WRITTEN PROBLEM. Quote all of the data exactly as given. Skip every picture it contains.

%%

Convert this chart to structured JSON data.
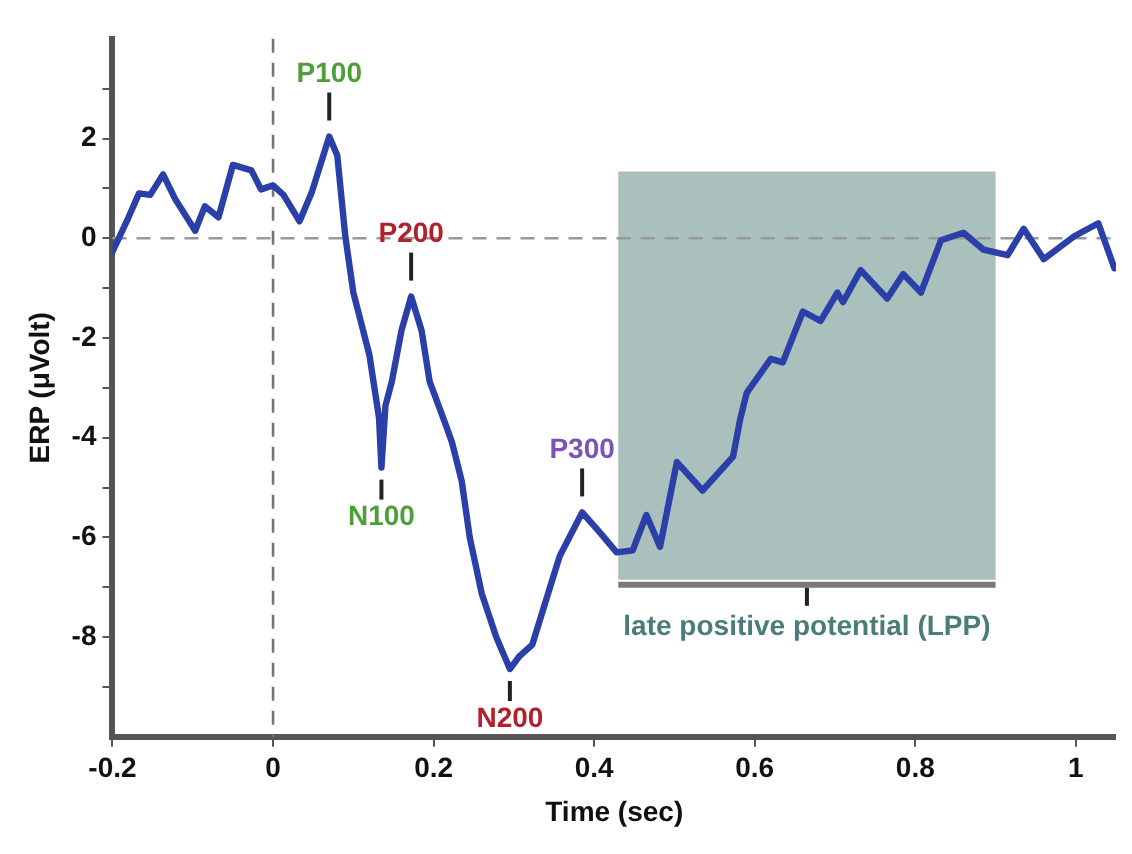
{
  "chart_data": {
    "type": "line",
    "xlabel": "Time (sec)",
    "ylabel": "ERP (μVolt)",
    "xlim": [
      -0.2,
      1.05
    ],
    "ylim": [
      -10,
      4
    ],
    "xticks": [
      -0.2,
      0,
      0.2,
      0.4,
      0.6,
      0.8,
      1
    ],
    "yticks": [
      {
        "value": 3,
        "label": null
      },
      2,
      {
        "value": 1,
        "label": null
      },
      0,
      {
        "value": -1,
        "label": null
      },
      -2,
      {
        "value": -3,
        "label": null
      },
      -4,
      {
        "value": -5,
        "label": null
      },
      -6,
      {
        "value": -7,
        "label": null
      },
      -8,
      {
        "value": -9,
        "label": null
      }
    ],
    "grid": false,
    "legend": false,
    "marker": "none",
    "line_style": "solid",
    "series": [
      {
        "color": "#2b3fa8",
        "x": [
          -0.2,
          -0.18,
          -0.167,
          -0.153,
          -0.137,
          -0.122,
          -0.097,
          -0.085,
          -0.068,
          -0.05,
          -0.027,
          -0.015,
          0,
          0.013,
          0.033,
          0.048,
          0.07,
          0.08,
          0.09,
          0.1,
          0.12,
          0.132,
          0.135,
          0.14,
          0.148,
          0.16,
          0.172,
          0.185,
          0.195,
          0.215,
          0.223,
          0.235,
          0.245,
          0.26,
          0.278,
          0.295,
          0.307,
          0.323,
          0.345,
          0.357,
          0.385,
          0.407,
          0.428,
          0.448,
          0.465,
          0.482,
          0.503,
          0.535,
          0.573,
          0.582,
          0.59,
          0.62,
          0.635,
          0.66,
          0.682,
          0.703,
          0.71,
          0.732,
          0.765,
          0.785,
          0.807,
          0.832,
          0.86,
          0.885,
          0.915,
          0.935,
          0.96,
          0.998,
          1.028,
          1.048
        ],
        "values": [
          -0.27,
          0.42,
          0.9,
          0.87,
          1.28,
          0.79,
          0.15,
          0.64,
          0.42,
          1.47,
          1.36,
          0.98,
          1.06,
          0.87,
          0.34,
          0.91,
          2.04,
          1.66,
          0.04,
          -1.09,
          -2.34,
          -3.6,
          -4.6,
          -3.36,
          -2.87,
          -1.85,
          -1.17,
          -1.85,
          -2.87,
          -3.74,
          -4.1,
          -4.87,
          -6.0,
          -7.13,
          -8.0,
          -8.64,
          -8.38,
          -8.15,
          -7.0,
          -6.38,
          -5.5,
          -5.9,
          -6.3,
          -6.26,
          -5.55,
          -6.19,
          -4.49,
          -5.06,
          -4.38,
          -3.62,
          -3.1,
          -2.42,
          -2.49,
          -1.47,
          -1.66,
          -1.09,
          -1.28,
          -0.64,
          -1.21,
          -0.72,
          -1.09,
          -0.04,
          0.11,
          -0.23,
          -0.34,
          0.19,
          -0.42,
          0.04,
          0.3,
          -0.6
        ]
      }
    ],
    "ref_lines": [
      {
        "axis": "x",
        "value": 0,
        "line_style": "dashed",
        "color": "#777777"
      },
      {
        "axis": "y",
        "value": 0,
        "line_style": "dashed",
        "color": "#999999"
      }
    ],
    "bands": [
      {
        "axis": "x",
        "from": 0.43,
        "to": 0.9,
        "label": "late positive potential (LPP)",
        "color": "#a9c0bc"
      }
    ],
    "annotations": [
      {
        "text": "P100",
        "x": 0.07,
        "y": 2.04
      },
      {
        "text": "P200",
        "x": 0.172,
        "y": -1.17
      },
      {
        "text": "N100",
        "x": 0.135,
        "y": -4.6
      },
      {
        "text": "N200",
        "x": 0.295,
        "y": -8.64
      },
      {
        "text": "P300",
        "x": 0.385,
        "y": -5.5
      }
    ]
  }
}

%%

WORKED ANSWER.
Convert this chart to structured JSON data.
{
  "chart_data": {
    "type": "line",
    "xlabel": "Time (sec)",
    "ylabel": "ERP (μVolt)",
    "xlim": [
      -0.2,
      1.05
    ],
    "ylim": [
      -10,
      4
    ],
    "xticks": [
      -0.2,
      0,
      0.2,
      0.4,
      0.6,
      0.8,
      1
    ],
    "yticks": [
      {
        "value": 3,
        "label": null
      },
      2,
      {
        "value": 1,
        "label": null
      },
      0,
      {
        "value": -1,
        "label": null
      },
      -2,
      {
        "value": -3,
        "label": null
      },
      -4,
      {
        "value": -5,
        "label": null
      },
      -6,
      {
        "value": -7,
        "label": null
      },
      -8,
      {
        "value": -9,
        "label": null
      }
    ],
    "grid": false,
    "legend": false,
    "marker": "none",
    "line_style": "solid",
    "series": [
      {
        "color": "#2b3fa8",
        "x": [
          -0.2,
          -0.18,
          -0.167,
          -0.153,
          -0.137,
          -0.122,
          -0.097,
          -0.085,
          -0.068,
          -0.05,
          -0.027,
          -0.015,
          0,
          0.013,
          0.033,
          0.048,
          0.07,
          0.08,
          0.09,
          0.1,
          0.12,
          0.132,
          0.135,
          0.14,
          0.148,
          0.16,
          0.172,
          0.185,
          0.195,
          0.215,
          0.223,
          0.235,
          0.245,
          0.26,
          0.278,
          0.295,
          0.307,
          0.323,
          0.345,
          0.357,
          0.385,
          0.407,
          0.428,
          0.448,
          0.465,
          0.482,
          0.503,
          0.535,
          0.573,
          0.582,
          0.59,
          0.62,
          0.635,
          0.66,
          0.682,
          0.703,
          0.71,
          0.732,
          0.765,
          0.785,
          0.807,
          0.832,
          0.86,
          0.885,
          0.915,
          0.935,
          0.96,
          0.998,
          1.028,
          1.048
        ],
        "values": [
          -0.27,
          0.42,
          0.9,
          0.87,
          1.28,
          0.79,
          0.15,
          0.64,
          0.42,
          1.47,
          1.36,
          0.98,
          1.06,
          0.87,
          0.34,
          0.91,
          2.04,
          1.66,
          0.04,
          -1.09,
          -2.34,
          -3.6,
          -4.6,
          -3.36,
          -2.87,
          -1.85,
          -1.17,
          -1.85,
          -2.87,
          -3.74,
          -4.1,
          -4.87,
          -6.0,
          -7.13,
          -8.0,
          -8.64,
          -8.38,
          -8.15,
          -7.0,
          -6.38,
          -5.5,
          -5.9,
          -6.3,
          -6.26,
          -5.55,
          -6.19,
          -4.49,
          -5.06,
          -4.38,
          -3.62,
          -3.1,
          -2.42,
          -2.49,
          -1.47,
          -1.66,
          -1.09,
          -1.28,
          -0.64,
          -1.21,
          -0.72,
          -1.09,
          -0.04,
          0.11,
          -0.23,
          -0.34,
          0.19,
          -0.42,
          0.04,
          0.3,
          -0.6
        ]
      }
    ],
    "ref_lines": [
      {
        "axis": "x",
        "value": 0,
        "line_style": "dashed",
        "color": "#777777"
      },
      {
        "axis": "y",
        "value": 0,
        "line_style": "dashed",
        "color": "#999999"
      }
    ],
    "bands": [
      {
        "axis": "x",
        "from": 0.43,
        "to": 0.9,
        "label": "late positive potential (LPP)",
        "color": "#a9c0bc"
      }
    ],
    "annotations": [
      {
        "text": "P100",
        "x": 0.07,
        "y": 2.04
      },
      {
        "text": "P200",
        "x": 0.172,
        "y": -1.17
      },
      {
        "text": "N100",
        "x": 0.135,
        "y": -4.6
      },
      {
        "text": "N200",
        "x": 0.295,
        "y": -8.64
      },
      {
        "text": "P300",
        "x": 0.385,
        "y": -5.5
      }
    ]
  }
}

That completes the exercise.